-- start of TASK INPUTS --

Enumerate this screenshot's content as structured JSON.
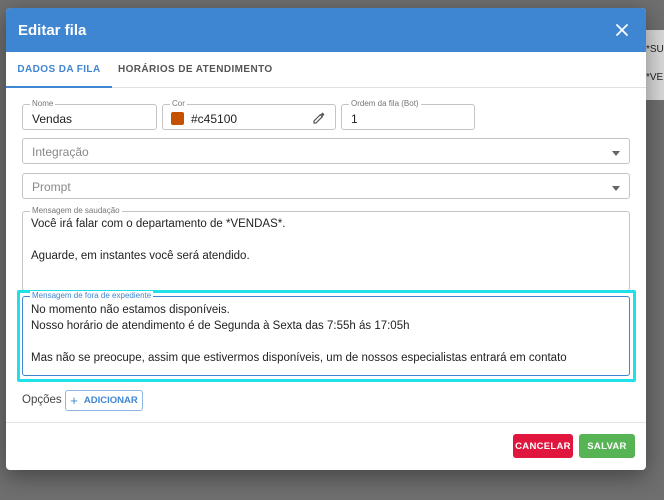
{
  "background": {
    "row1": "*SU",
    "row2": "*VE"
  },
  "dialog": {
    "title": "Editar fila",
    "close_icon": "close-icon",
    "tabs": [
      {
        "label": "DADOS DA FILA",
        "active": true
      },
      {
        "label": "HORÁRIOS DE ATENDIMENTO",
        "active": false
      }
    ],
    "fields": {
      "nome": {
        "label": "Nome",
        "value": "Vendas"
      },
      "cor": {
        "label": "Cor",
        "value": "#c45100",
        "swatch": "#c45100"
      },
      "ordem": {
        "label": "Ordem da fila (Bot)",
        "value": "1"
      },
      "integracao": {
        "placeholder": "Integração"
      },
      "prompt": {
        "placeholder": "Prompt"
      },
      "saudacao": {
        "label": "Mensagem de saudação",
        "value": "Você irá falar com o departamento de *VENDAS*.\n\nAguarde, em instantes você será atendido."
      },
      "fora_expediente": {
        "label": "Mensagem de fora de expediente",
        "value": "No momento não estamos disponíveis.\nNosso horário de atendimento é de Segunda à Sexta das 7:55h ás 17:05h\n\nMas não se preocupe, assim que estivermos disponíveis, um de nossos especialistas entrará em contato"
      }
    },
    "opcoes": {
      "label": "Opções",
      "add_label": "ADICIONAR"
    },
    "footer": {
      "cancel_label": "CANCELAR",
      "save_label": "SALVAR"
    }
  },
  "colors": {
    "primary": "#3f86d2",
    "cancel": "#e0163f",
    "save": "#56b455",
    "highlight": "#22e0e8"
  }
}
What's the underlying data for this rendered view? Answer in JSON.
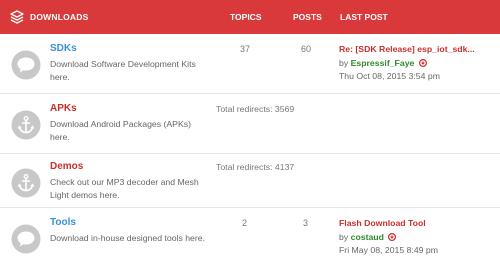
{
  "header": {
    "title": "DOWNLOADS",
    "col_topics": "TOPICS",
    "col_posts": "POSTS",
    "col_last_post": "LAST POST",
    "icon": "layers-icon"
  },
  "colors": {
    "header_bg": "#d9393a",
    "link_blue": "#3a8fd6",
    "link_red": "#c9302c",
    "user_green": "#2e8b2e",
    "user_red": "#c9302c",
    "icon_gray": "#c8c8c8"
  },
  "forums": [
    {
      "name": "SDKs",
      "description": "Download Software Development Kits here.",
      "topics": "37",
      "posts": "60",
      "redirects": "",
      "icon": "chat-bubble-icon",
      "last_post": {
        "title": "Re: [SDK Release] esp_iot_sdk...",
        "by": "by",
        "user": "Espressif_Faye",
        "date": "Thu Oct 08, 2015 3:54 pm"
      }
    },
    {
      "name": "APKs",
      "description": "Download Android Packages (APKs) here.",
      "topics": "",
      "posts": "",
      "redirects": "Total redirects: 3569",
      "icon": "anchor-icon"
    },
    {
      "name": "Demos",
      "description": "Check out our MP3 decoder and Mesh Light demos here.",
      "topics": "",
      "posts": "",
      "redirects": "Total redirects: 4137",
      "icon": "anchor-icon"
    },
    {
      "name": "Tools",
      "description": "Download in-house designed tools here.",
      "topics": "2",
      "posts": "3",
      "redirects": "",
      "icon": "chat-bubble-icon",
      "last_post": {
        "title": "Flash Download Tool",
        "by": "by",
        "user": "costaud",
        "date": "Fri May 08, 2015 8:49 pm"
      }
    }
  ]
}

-- end of TASK INPUTS --

◆ STATED EXERCISE ◆
Reproduce each line exactly, please, except for any pictures.

◆ TASK ANSWER ◆
Enumerate this screenshot's content as structured JSON.
{
  "background": {
    "row1": "*SU",
    "row2": "*VE"
  },
  "dialog": {
    "title": "Editar fila",
    "close_icon": "close-icon",
    "tabs": [
      {
        "label": "DADOS DA FILA",
        "active": true
      },
      {
        "label": "HORÁRIOS DE ATENDIMENTO",
        "active": false
      }
    ],
    "fields": {
      "nome": {
        "label": "Nome",
        "value": "Vendas"
      },
      "cor": {
        "label": "Cor",
        "value": "#c45100",
        "swatch": "#c45100"
      },
      "ordem": {
        "label": "Ordem da fila (Bot)",
        "value": "1"
      },
      "integracao": {
        "placeholder": "Integração"
      },
      "prompt": {
        "placeholder": "Prompt"
      },
      "saudacao": {
        "label": "Mensagem de saudação",
        "value": "Você irá falar com o departamento de *VENDAS*.\n\nAguarde, em instantes você será atendido."
      },
      "fora_expediente": {
        "label": "Mensagem de fora de expediente",
        "value": "No momento não estamos disponíveis.\nNosso horário de atendimento é de Segunda à Sexta das 7:55h ás 17:05h\n\nMas não se preocupe, assim que estivermos disponíveis, um de nossos especialistas entrará em contato"
      }
    },
    "opcoes": {
      "label": "Opções",
      "add_label": "ADICIONAR"
    },
    "footer": {
      "cancel_label": "CANCELAR",
      "save_label": "SALVAR"
    }
  },
  "colors": {
    "primary": "#3f86d2",
    "cancel": "#e0163f",
    "save": "#56b455",
    "highlight": "#22e0e8"
  }
}
What's the underlying data for this rendered view? Answer in JSON.
{
  "header": {
    "title": "DOWNLOADS",
    "col_topics": "TOPICS",
    "col_posts": "POSTS",
    "col_last_post": "LAST POST",
    "icon": "layers-icon"
  },
  "colors": {
    "header_bg": "#d9393a",
    "link_blue": "#3a8fd6",
    "link_red": "#c9302c",
    "user_green": "#2e8b2e",
    "user_red": "#c9302c",
    "icon_gray": "#c8c8c8"
  },
  "forums": [
    {
      "name": "SDKs",
      "description": "Download Software Development Kits here.",
      "topics": "37",
      "posts": "60",
      "redirects": "",
      "icon": "chat-bubble-icon",
      "last_post": {
        "title": "Re: [SDK Release] esp_iot_sdk...",
        "by": "by",
        "user": "Espressif_Faye",
        "date": "Thu Oct 08, 2015 3:54 pm"
      }
    },
    {
      "name": "APKs",
      "description": "Download Android Packages (APKs) here.",
      "topics": "",
      "posts": "",
      "redirects": "Total redirects: 3569",
      "icon": "anchor-icon"
    },
    {
      "name": "Demos",
      "description": "Check out our MP3 decoder and Mesh Light demos here.",
      "topics": "",
      "posts": "",
      "redirects": "Total redirects: 4137",
      "icon": "anchor-icon"
    },
    {
      "name": "Tools",
      "description": "Download in-house designed tools here.",
      "topics": "2",
      "posts": "3",
      "redirects": "",
      "icon": "chat-bubble-icon",
      "last_post": {
        "title": "Flash Download Tool",
        "by": "by",
        "user": "costaud",
        "date": "Fri May 08, 2015 8:49 pm"
      }
    }
  ]
}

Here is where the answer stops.